Leave out the images; return the rest of the data exactly.

## Begin INPUT ROWS

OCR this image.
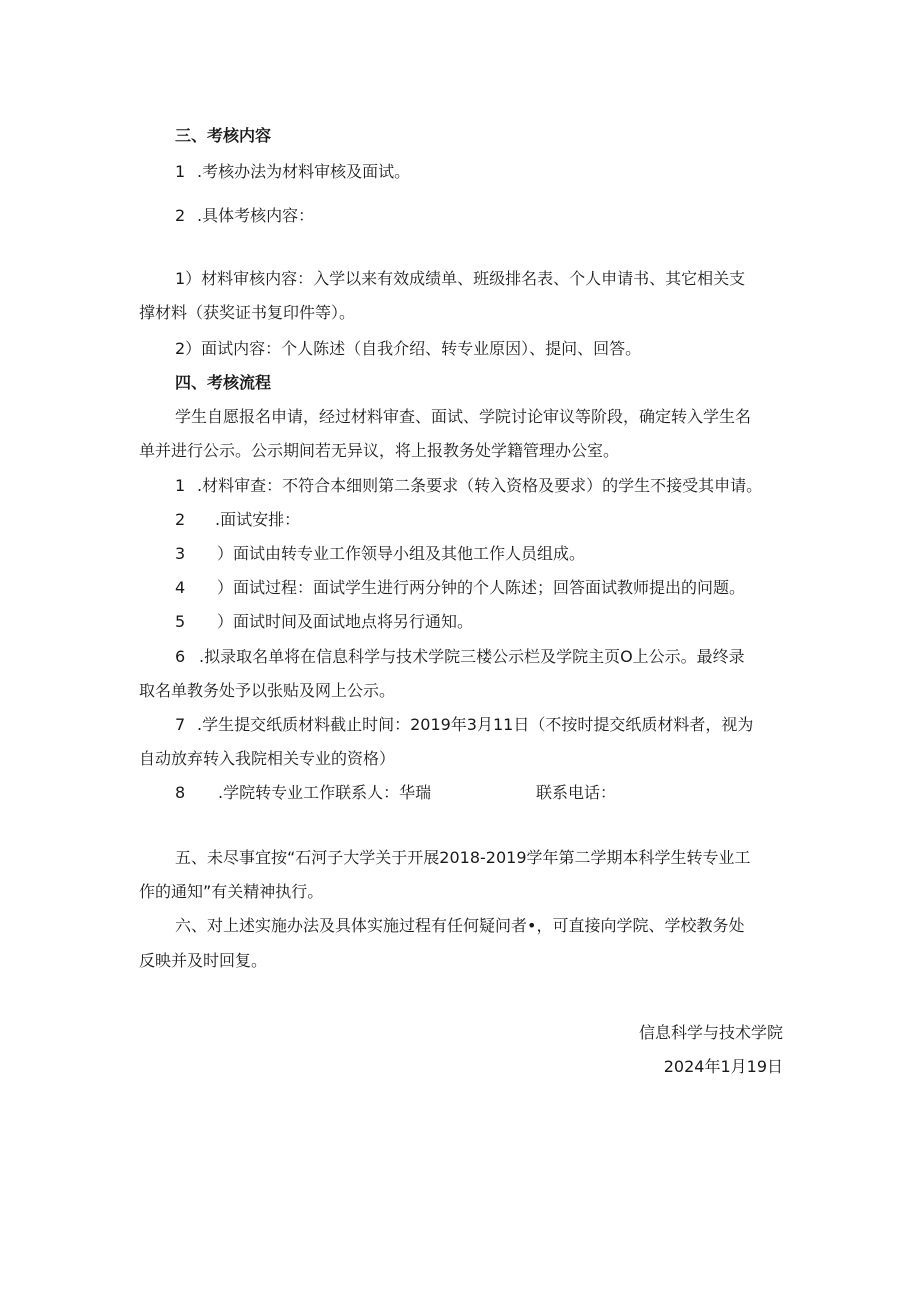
三、考核内容
1 .考核办法为材料审核及面试。
2 .具体考核内容：
1）材料审核内容：入学以来有效成绩单、班级排名表、个人申请书、其它相关支
撑材料（获奖证书复印件等）。
2）面试内容：个人陈述（自我介绍、转专业原因）、提问、回答。
四、考核流程
学生自愿报名申请，经过材料审查、面试、学院讨论审议等阶段，确定转入学生名
单并进行公示。公示期间若无异议，将上报教务处学籍管理办公室。
1 .材料审查：不符合本细则第二条要求（转入资格及要求）的学生不接受其申请。
2 .面试安排：
3 ）面试由转专业工作领导小组及其他工作人员组成。
4 ）面试过程：面试学生进行两分钟的个人陈述；回答面试教师提出的问题。
5 ）面试时间及面试地点将另行通知。
6 .拟录取名单将在信息科学与技术学院三楼公示栏及学院主页O上公示。最终录
取名单教务处予以张贴及网上公示。
7 .学生提交纸质材料截止时间：2019年3月11日（不按时提交纸质材料者，视为
自动放弃转入我院相关专业的资格）
8 .学院转专业工作联系人：华瑞	联系电话：
五、未尽事宜按“石河子大学关于开展2018-2019学年第二学期本科学生转专业工
作的通知”有关精神执行。
六、对上述实施办法及具体实施过程有任何疑问者•，可直接向学院、学校教务处
反映并及时回复。
信息科学与技术学院
2024年1月19日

## End INPUT ROWS

- [RESULT OF THIS TASK]
OCR this image.
三、考核内容
1 .考核办法为材料审核及面试。
2 .具体考核内容：
1）材料审核内容：入学以来有效成绩单、班级排名表、个人申请书、其它相关支
撑材料（获奖证书复印件等）。
2）面试内容：个人陈述（自我介绍、转专业原因）、提问、回答。
四、考核流程
学生自愿报名申请，经过材料审查、面试、学院讨论审议等阶段，确定转入学生名
单并进行公示。公示期间若无异议，将上报教务处学籍管理办公室。
1 .材料审查：不符合本细则第二条要求（转入资格及要求）的学生不接受其申请。
2 .面试安排：
3 ）面试由转专业工作领导小组及其他工作人员组成。
4 ）面试过程：面试学生进行两分钟的个人陈述；回答面试教师提出的问题。
5 ）面试时间及面试地点将另行通知。
6 .拟录取名单将在信息科学与技术学院三楼公示栏及学院主页O上公示。最终录
取名单教务处予以张贴及网上公示。
7 .学生提交纸质材料截止时间：2019年3月11日（不按时提交纸质材料者，视为
自动放弃转入我院相关专业的资格）
8 .学院转专业工作联系人：华瑞	联系电话：
五、未尽事宜按“石河子大学关于开展2018-2019学年第二学期本科学生转专业工
作的通知”有关精神执行。
六、对上述实施办法及具体实施过程有任何疑问者•，可直接向学院、学校教务处
反映并及时回复。
信息科学与技术学院
2024年1月19日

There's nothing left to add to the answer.